A run of records
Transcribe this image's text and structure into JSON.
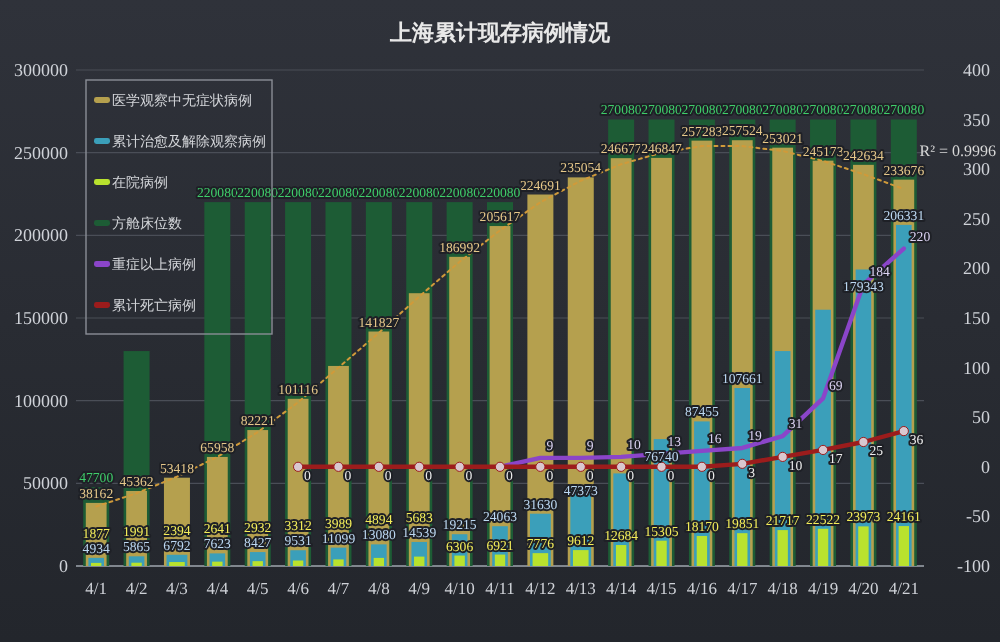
{
  "chart_data": {
    "type": "bar",
    "title": "上海累计现存病例情况",
    "categories": [
      "4/1",
      "4/2",
      "4/3",
      "4/4",
      "4/5",
      "4/6",
      "4/7",
      "4/8",
      "4/9",
      "4/10",
      "4/11",
      "4/12",
      "4/13",
      "4/14",
      "4/15",
      "4/16",
      "4/17",
      "4/18",
      "4/19",
      "4/20",
      "4/21"
    ],
    "series": [
      {
        "name": "医学观察中无症状病例",
        "color": "#b5a04e",
        "values": [
          38162,
          45362,
          53418,
          65958,
          82221,
          101116,
          121000,
          141827,
          165000,
          186992,
          205617,
          224691,
          235054,
          246677,
          246847,
          257283,
          257524,
          253021,
          245173,
          242634,
          233676
        ],
        "value_labels": [
          "38162",
          "45362",
          "53418",
          "65958",
          "82221",
          "101116",
          null,
          "141827",
          null,
          "186992",
          "205617",
          "224691",
          "235054",
          "246677",
          "246847",
          "257283",
          "257524",
          "253021",
          "245173",
          "242634",
          "233676"
        ]
      },
      {
        "name": "累计治愈及解除观察病例",
        "color": "#3b9fba",
        "values": [
          4934,
          5865,
          6792,
          7623,
          8427,
          9531,
          11099,
          13080,
          14539,
          19215,
          24063,
          31630,
          47373,
          56000,
          76740,
          87455,
          107661,
          130000,
          155000,
          179343,
          206331
        ],
        "value_labels": [
          "4934",
          "5865",
          "6792",
          "7623",
          "8427",
          "9531",
          "11099",
          "13080",
          "14539",
          "19215",
          "24063",
          "31630",
          "47373",
          null,
          "76740",
          "87455",
          "107661",
          null,
          null,
          "179343",
          "206331"
        ]
      },
      {
        "name": "在院病例",
        "color": "#b9e22e",
        "values": [
          1877,
          1991,
          2394,
          2641,
          2932,
          3312,
          3989,
          4894,
          5683,
          6306,
          6921,
          7776,
          9612,
          12684,
          15305,
          18170,
          19851,
          21717,
          22522,
          23973,
          24161
        ],
        "value_labels": [
          "1877",
          "1991",
          "2394",
          "2641",
          "2932",
          "3312",
          "3989",
          "4894",
          "5683",
          "6306",
          "6921",
          "7776",
          "9612",
          "12684",
          "15305",
          "18170",
          "19851",
          "21717",
          "22522",
          "23973",
          "24161"
        ]
      },
      {
        "name": "方舱床位数",
        "color": "#1d5c35",
        "values": [
          47700,
          130000,
          null,
          220080,
          220080,
          220080,
          220080,
          220080,
          220080,
          220080,
          220080,
          null,
          null,
          270080,
          270080,
          270080,
          270080,
          270080,
          270080,
          270080,
          270080
        ],
        "value_labels": [
          "47700",
          null,
          null,
          "220080",
          "220080",
          "220080",
          "220080",
          "220080",
          "220080",
          "220080",
          "220080",
          null,
          null,
          "270080",
          "270080",
          "270080",
          "270080",
          "270080",
          "270080",
          "270080",
          "270080"
        ]
      },
      {
        "name": "重症以上病例",
        "type": "line",
        "axis": "y2",
        "color": "#8b45c9",
        "values": [
          null,
          null,
          null,
          null,
          null,
          null,
          null,
          null,
          null,
          null,
          0,
          9,
          9,
          10,
          13,
          16,
          19,
          31,
          69,
          184,
          220
        ],
        "value_labels": [
          null,
          null,
          null,
          null,
          null,
          null,
          null,
          null,
          null,
          null,
          null,
          "9",
          "9",
          "10",
          "13",
          "16",
          "19",
          "31",
          "69",
          "184",
          "220"
        ]
      },
      {
        "name": "累计死亡病例",
        "type": "line",
        "axis": "y2",
        "color": "#9c1c1c",
        "marker": "circle",
        "values": [
          null,
          null,
          null,
          null,
          null,
          0,
          0,
          0,
          0,
          0,
          0,
          0,
          0,
          0,
          0,
          0,
          3,
          10,
          17,
          25,
          36
        ],
        "value_labels": [
          null,
          null,
          null,
          null,
          null,
          "0",
          "0",
          "0",
          "0",
          "0",
          "0",
          "0",
          "0",
          "0",
          "0",
          "0",
          "3",
          "10",
          "17",
          "25",
          "36"
        ]
      },
      {
        "type": "line",
        "line_style": "dotted",
        "color": "#d09a3a",
        "values": [
          36000,
          44000,
          54000,
          66000,
          81000,
          99000,
          120000,
          141000,
          163000,
          184000,
          203000,
          220000,
          233000,
          243000,
          250000,
          254000,
          254000,
          251000,
          245000,
          237000,
          228000
        ]
      }
    ],
    "ylim": [
      0,
      300000
    ],
    "yticks": [
      0,
      50000,
      100000,
      150000,
      200000,
      250000,
      300000
    ],
    "y2lim": [
      -100,
      400
    ],
    "y2ticks": [
      -100,
      -50,
      0,
      50,
      100,
      150,
      200,
      250,
      300,
      350,
      400
    ],
    "grid": "y",
    "legend": "top left",
    "annotations": [
      "R² = 0.9996"
    ]
  }
}
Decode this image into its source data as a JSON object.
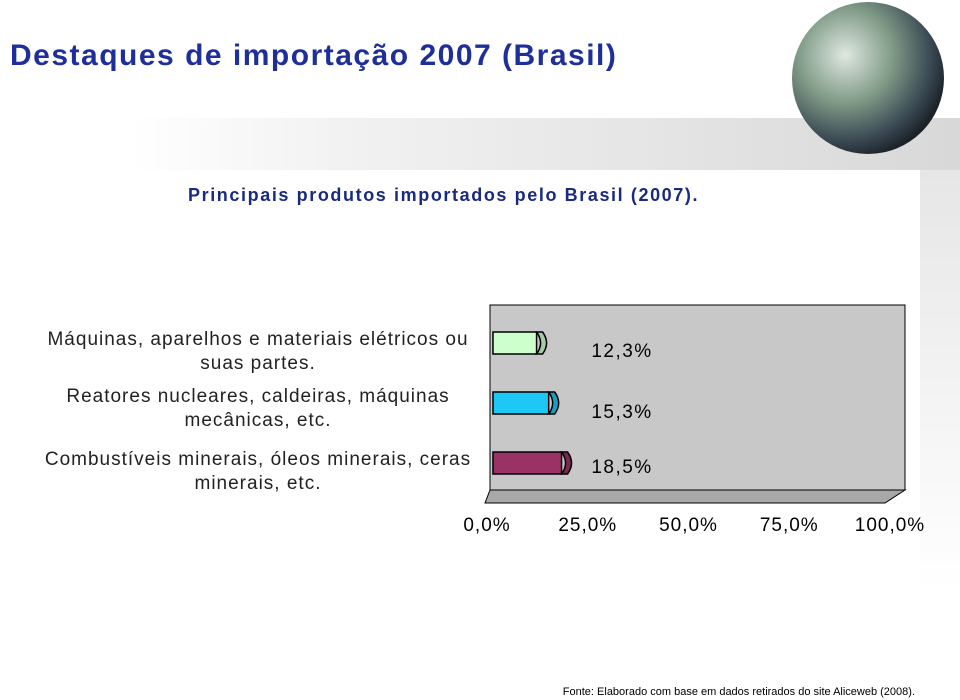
{
  "chart_data": {
    "type": "bar",
    "orientation": "horizontal",
    "title": "Destaques de importação 2007 (Brasil)",
    "subtitle": "Principais produtos importados pelo Brasil (2007).",
    "categories": [
      "Máquinas, aparelhos e materiais elétricos ou suas partes.",
      "Reatores nucleares, caldeiras, máquinas mecânicas, etc.",
      "Combustíveis minerais, óleos minerais, ceras minerais, etc."
    ],
    "values": [
      12.3,
      15.3,
      18.5
    ],
    "value_labels": [
      "12,3%",
      "15,3%",
      "18,5%"
    ],
    "colors": [
      "#ccffcc",
      "#1ec8f5",
      "#993366"
    ],
    "xlim": [
      0,
      100
    ],
    "xticks": [
      {
        "value": 0,
        "label": "0,0%"
      },
      {
        "value": 25,
        "label": "25,0%"
      },
      {
        "value": 50,
        "label": "50,0%"
      },
      {
        "value": 75,
        "label": "75,0%"
      },
      {
        "value": 100,
        "label": "100,0%"
      }
    ],
    "source": "Fonte: Elaborado com base em dados retirados do site Aliceweb (2008)."
  }
}
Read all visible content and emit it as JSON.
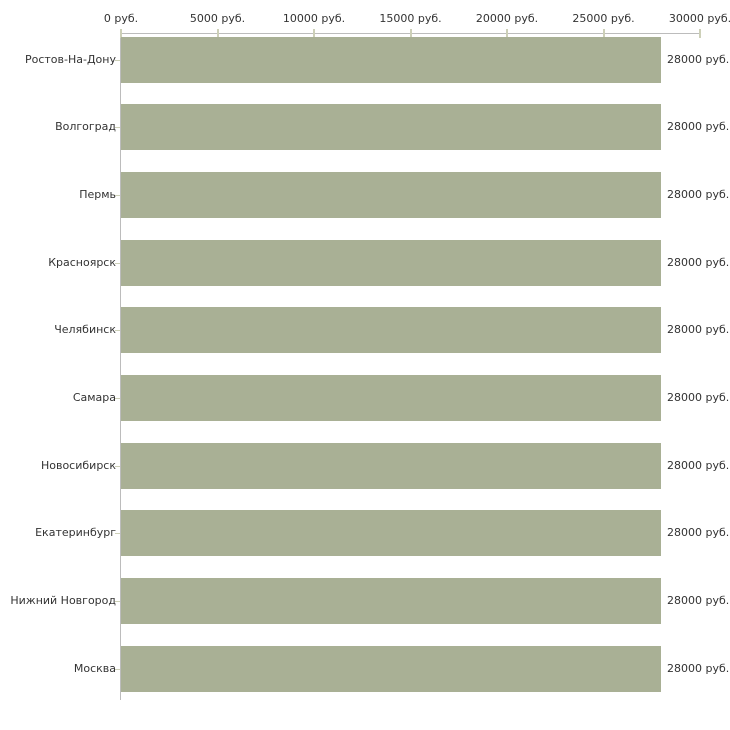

● WRITTEN TASK: Look through the entries above and report each line where the string "JSON" occurs.

● ANSWER:
Transcribe this image's text and structure into JSON.
Decode this image into its source data as a JSON object.
Read all visible content and emit it as JSON.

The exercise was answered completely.